PROBLEM DESCRIPTION: Give the listing again in full, exactly as written.

◆ ◆ ◆ ◆ ◆

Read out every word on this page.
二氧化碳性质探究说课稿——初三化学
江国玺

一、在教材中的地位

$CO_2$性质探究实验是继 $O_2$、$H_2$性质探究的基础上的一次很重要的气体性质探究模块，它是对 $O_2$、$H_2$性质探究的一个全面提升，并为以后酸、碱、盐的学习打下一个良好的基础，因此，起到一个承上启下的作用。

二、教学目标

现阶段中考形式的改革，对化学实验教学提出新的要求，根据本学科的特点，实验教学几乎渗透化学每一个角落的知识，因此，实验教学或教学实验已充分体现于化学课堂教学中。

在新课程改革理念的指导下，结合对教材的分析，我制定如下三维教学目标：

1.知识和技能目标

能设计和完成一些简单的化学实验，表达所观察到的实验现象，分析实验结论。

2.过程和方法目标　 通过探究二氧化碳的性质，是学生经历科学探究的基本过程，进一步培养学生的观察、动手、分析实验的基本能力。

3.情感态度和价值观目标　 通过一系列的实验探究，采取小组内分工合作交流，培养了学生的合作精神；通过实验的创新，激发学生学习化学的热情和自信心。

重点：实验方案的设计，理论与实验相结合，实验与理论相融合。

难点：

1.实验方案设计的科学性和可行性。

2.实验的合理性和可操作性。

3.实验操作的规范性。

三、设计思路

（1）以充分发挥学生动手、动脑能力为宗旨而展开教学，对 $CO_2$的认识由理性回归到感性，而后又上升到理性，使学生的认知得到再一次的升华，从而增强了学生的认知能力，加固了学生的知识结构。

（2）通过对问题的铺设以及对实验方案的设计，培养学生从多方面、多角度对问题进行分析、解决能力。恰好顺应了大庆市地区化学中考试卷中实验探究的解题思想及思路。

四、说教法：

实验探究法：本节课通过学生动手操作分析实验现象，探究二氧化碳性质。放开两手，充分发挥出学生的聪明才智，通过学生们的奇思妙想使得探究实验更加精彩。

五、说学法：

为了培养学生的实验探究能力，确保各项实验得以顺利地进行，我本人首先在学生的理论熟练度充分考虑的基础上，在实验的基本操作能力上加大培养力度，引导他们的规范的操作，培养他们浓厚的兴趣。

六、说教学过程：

◆ ◆ ◆ ◆ ◆

RIGHT ANSWER:
Read out every word on this page.
二氧化碳性质探究说课稿——初三化学
江国玺

一、在教材中的地位

$CO_2$性质探究实验是继 $O_2$、$H_2$性质探究的基础上的一次很重要的气体性质探究模块，它是对 $O_2$、$H_2$性质探究的一个全面提升，并为以后酸、碱、盐的学习打下一个良好的基础，因此，起到一个承上启下的作用。

二、教学目标

现阶段中考形式的改革，对化学实验教学提出新的要求，根据本学科的特点，实验教学几乎渗透化学每一个角落的知识，因此，实验教学或教学实验已充分体现于化学课堂教学中。

在新课程改革理念的指导下，结合对教材的分析，我制定如下三维教学目标：

1.知识和技能目标

能设计和完成一些简单的化学实验，表达所观察到的实验现象，分析实验结论。

2.过程和方法目标　 通过探究二氧化碳的性质，是学生经历科学探究的基本过程，进一步培养学生的观察、动手、分析实验的基本能力。

3.情感态度和价值观目标　 通过一系列的实验探究，采取小组内分工合作交流，培养了学生的合作精神；通过实验的创新，激发学生学习化学的热情和自信心。

重点：实验方案的设计，理论与实验相结合，实验与理论相融合。

难点：

1.实验方案设计的科学性和可行性。

2.实验的合理性和可操作性。

3.实验操作的规范性。

三、设计思路

（1）以充分发挥学生动手、动脑能力为宗旨而展开教学，对 $CO_2$的认识由理性回归到感性，而后又上升到理性，使学生的认知得到再一次的升华，从而增强了学生的认知能力，加固了学生的知识结构。

（2）通过对问题的铺设以及对实验方案的设计，培养学生从多方面、多角度对问题进行分析、解决能力。恰好顺应了大庆市地区化学中考试卷中实验探究的解题思想及思路。

四、说教法：

实验探究法：本节课通过学生动手操作分析实验现象，探究二氧化碳性质。放开两手，充分发挥出学生的聪明才智，通过学生们的奇思妙想使得探究实验更加精彩。

五、说学法：

为了培养学生的实验探究能力，确保各项实验得以顺利地进行，我本人首先在学生的理论熟练度充分考虑的基础上，在实验的基本操作能力上加大培养力度，引导他们的规范的操作，培养他们浓厚的兴趣。

六、说教学过程：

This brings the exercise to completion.